Copy the records that follow exactly as written, but not their pictures.

◆ ◆ ◆

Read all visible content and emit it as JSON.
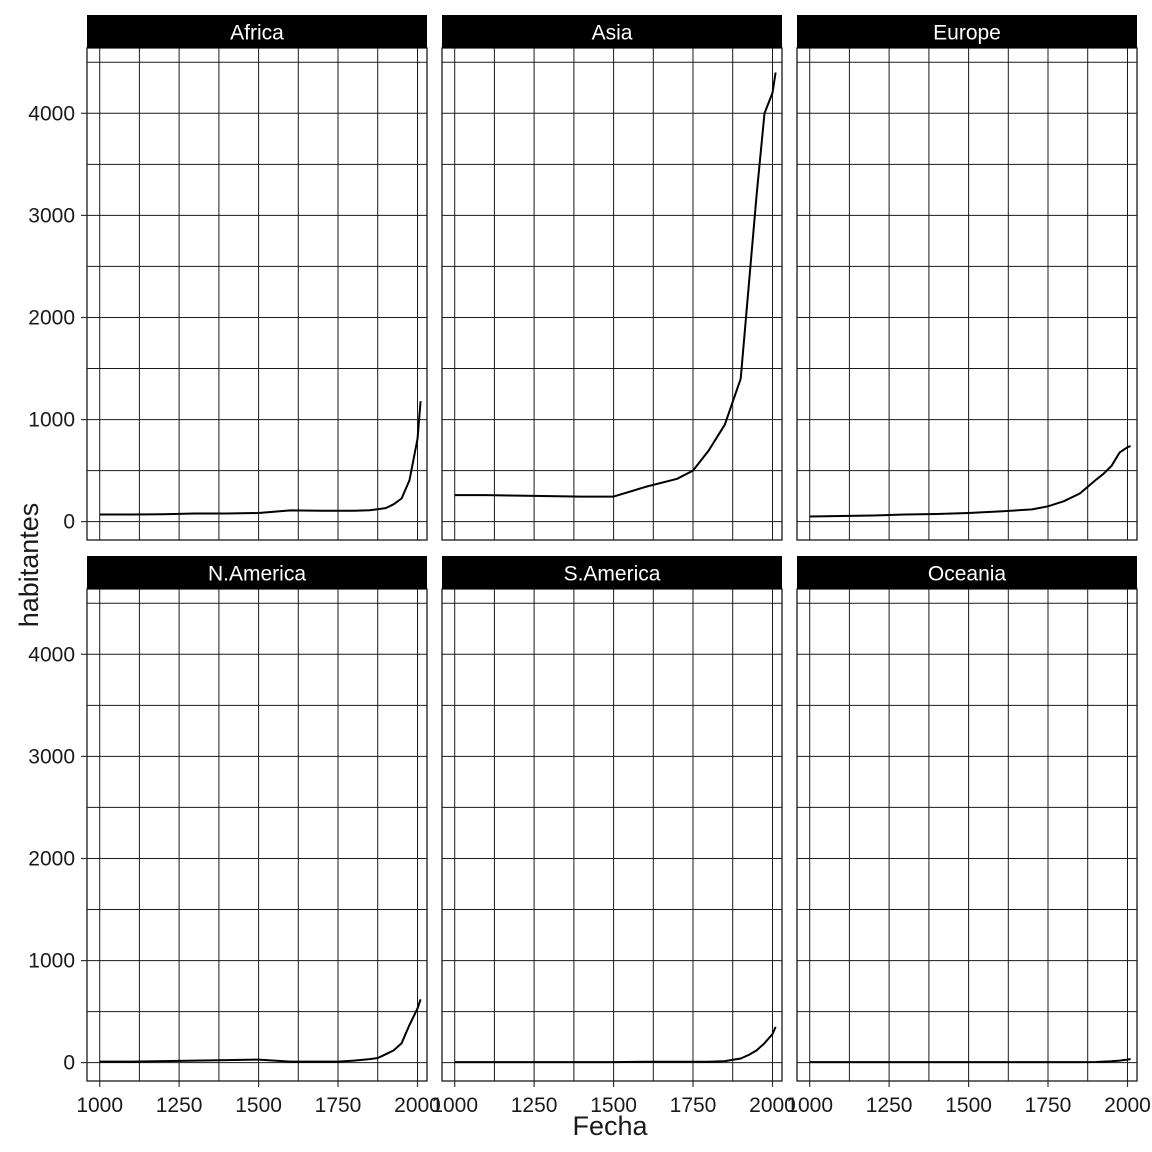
{
  "chart_data": {
    "type": "line",
    "layout": "facet-grid-2x3",
    "xlabel": "Fecha",
    "ylabel": "habitantes",
    "xlim": [
      960,
      2030
    ],
    "ylim": [
      -180,
      4640
    ],
    "x_ticks": [
      1000,
      1250,
      1500,
      1750,
      2000
    ],
    "x_tick_labels": [
      "1000",
      "1250",
      "1500",
      "1750",
      "2000"
    ],
    "y_ticks": [
      0,
      1000,
      2000,
      3000,
      4000
    ],
    "y_tick_labels": [
      "0",
      "1000",
      "2000",
      "3000",
      "4000"
    ],
    "x_minor_ticks": [
      1125,
      1375,
      1625,
      1875
    ],
    "y_minor_ticks": [
      500,
      1500,
      2500,
      3500,
      4500
    ],
    "grid": true,
    "line_color": "#000000",
    "strip_color": "#000000",
    "panels": [
      {
        "name": "Africa",
        "x": [
          1000,
          1100,
          1200,
          1300,
          1400,
          1500,
          1600,
          1700,
          1750,
          1800,
          1850,
          1900,
          1925,
          1950,
          1975,
          2000,
          2010
        ],
        "values": [
          70,
          70,
          72,
          80,
          80,
          85,
          110,
          107,
          106,
          107,
          111,
          133,
          170,
          227,
          406,
          810,
          1180
        ]
      },
      {
        "name": "Asia",
        "x": [
          1000,
          1100,
          1200,
          1300,
          1400,
          1500,
          1600,
          1700,
          1750,
          1800,
          1850,
          1900,
          1950,
          1975,
          2000,
          2010
        ],
        "values": [
          260,
          260,
          255,
          250,
          245,
          245,
          340,
          420,
          500,
          700,
          950,
          1400,
          3200,
          4000,
          4200,
          4400
        ]
      },
      {
        "name": "Europe",
        "x": [
          1000,
          1100,
          1200,
          1300,
          1400,
          1500,
          1600,
          1700,
          1750,
          1800,
          1850,
          1900,
          1925,
          1950,
          1975,
          2000,
          2010
        ],
        "values": [
          50,
          55,
          60,
          70,
          75,
          85,
          100,
          120,
          150,
          200,
          276,
          408,
          470,
          547,
          676,
          729,
          740
        ]
      },
      {
        "name": "N.America",
        "x": [
          1000,
          1100,
          1200,
          1300,
          1400,
          1500,
          1550,
          1600,
          1700,
          1750,
          1800,
          1850,
          1875,
          1900,
          1925,
          1950,
          1975,
          2000,
          2010
        ],
        "values": [
          10,
          10,
          15,
          20,
          25,
          30,
          20,
          10,
          10,
          10,
          20,
          35,
          45,
          82,
          120,
          190,
          370,
          530,
          620
        ]
      },
      {
        "name": "S.America",
        "x": [
          1000,
          1100,
          1200,
          1300,
          1400,
          1500,
          1600,
          1700,
          1750,
          1800,
          1850,
          1900,
          1925,
          1950,
          1975,
          2000,
          2010
        ],
        "values": [
          5,
          5,
          5,
          5,
          5,
          5,
          8,
          8,
          8,
          9,
          15,
          40,
          75,
          120,
          190,
          280,
          350
        ]
      },
      {
        "name": "Oceania",
        "x": [
          1000,
          1250,
          1500,
          1750,
          1800,
          1850,
          1900,
          1950,
          1975,
          2000,
          2010
        ],
        "values": [
          5,
          5,
          5,
          5,
          5,
          5,
          6,
          13,
          20,
          30,
          36
        ]
      }
    ]
  }
}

◆ ◆ ◆

Result for this exercise
Read all visible content and emit it as JSON.
{
  "chart_data": {
    "type": "line",
    "layout": "facet-grid-2x3",
    "xlabel": "Fecha",
    "ylabel": "habitantes",
    "xlim": [
      960,
      2030
    ],
    "ylim": [
      -180,
      4640
    ],
    "x_ticks": [
      1000,
      1250,
      1500,
      1750,
      2000
    ],
    "x_tick_labels": [
      "1000",
      "1250",
      "1500",
      "1750",
      "2000"
    ],
    "y_ticks": [
      0,
      1000,
      2000,
      3000,
      4000
    ],
    "y_tick_labels": [
      "0",
      "1000",
      "2000",
      "3000",
      "4000"
    ],
    "x_minor_ticks": [
      1125,
      1375,
      1625,
      1875
    ],
    "y_minor_ticks": [
      500,
      1500,
      2500,
      3500,
      4500
    ],
    "grid": true,
    "line_color": "#000000",
    "strip_color": "#000000",
    "panels": [
      {
        "name": "Africa",
        "x": [
          1000,
          1100,
          1200,
          1300,
          1400,
          1500,
          1600,
          1700,
          1750,
          1800,
          1850,
          1900,
          1925,
          1950,
          1975,
          2000,
          2010
        ],
        "values": [
          70,
          70,
          72,
          80,
          80,
          85,
          110,
          107,
          106,
          107,
          111,
          133,
          170,
          227,
          406,
          810,
          1180
        ]
      },
      {
        "name": "Asia",
        "x": [
          1000,
          1100,
          1200,
          1300,
          1400,
          1500,
          1600,
          1700,
          1750,
          1800,
          1850,
          1900,
          1950,
          1975,
          2000,
          2010
        ],
        "values": [
          260,
          260,
          255,
          250,
          245,
          245,
          340,
          420,
          500,
          700,
          950,
          1400,
          3200,
          4000,
          4200,
          4400
        ]
      },
      {
        "name": "Europe",
        "x": [
          1000,
          1100,
          1200,
          1300,
          1400,
          1500,
          1600,
          1700,
          1750,
          1800,
          1850,
          1900,
          1925,
          1950,
          1975,
          2000,
          2010
        ],
        "values": [
          50,
          55,
          60,
          70,
          75,
          85,
          100,
          120,
          150,
          200,
          276,
          408,
          470,
          547,
          676,
          729,
          740
        ]
      },
      {
        "name": "N.America",
        "x": [
          1000,
          1100,
          1200,
          1300,
          1400,
          1500,
          1550,
          1600,
          1700,
          1750,
          1800,
          1850,
          1875,
          1900,
          1925,
          1950,
          1975,
          2000,
          2010
        ],
        "values": [
          10,
          10,
          15,
          20,
          25,
          30,
          20,
          10,
          10,
          10,
          20,
          35,
          45,
          82,
          120,
          190,
          370,
          530,
          620
        ]
      },
      {
        "name": "S.America",
        "x": [
          1000,
          1100,
          1200,
          1300,
          1400,
          1500,
          1600,
          1700,
          1750,
          1800,
          1850,
          1900,
          1925,
          1950,
          1975,
          2000,
          2010
        ],
        "values": [
          5,
          5,
          5,
          5,
          5,
          5,
          8,
          8,
          8,
          9,
          15,
          40,
          75,
          120,
          190,
          280,
          350
        ]
      },
      {
        "name": "Oceania",
        "x": [
          1000,
          1250,
          1500,
          1750,
          1800,
          1850,
          1900,
          1950,
          1975,
          2000,
          2010
        ],
        "values": [
          5,
          5,
          5,
          5,
          5,
          5,
          6,
          13,
          20,
          30,
          36
        ]
      }
    ]
  }
}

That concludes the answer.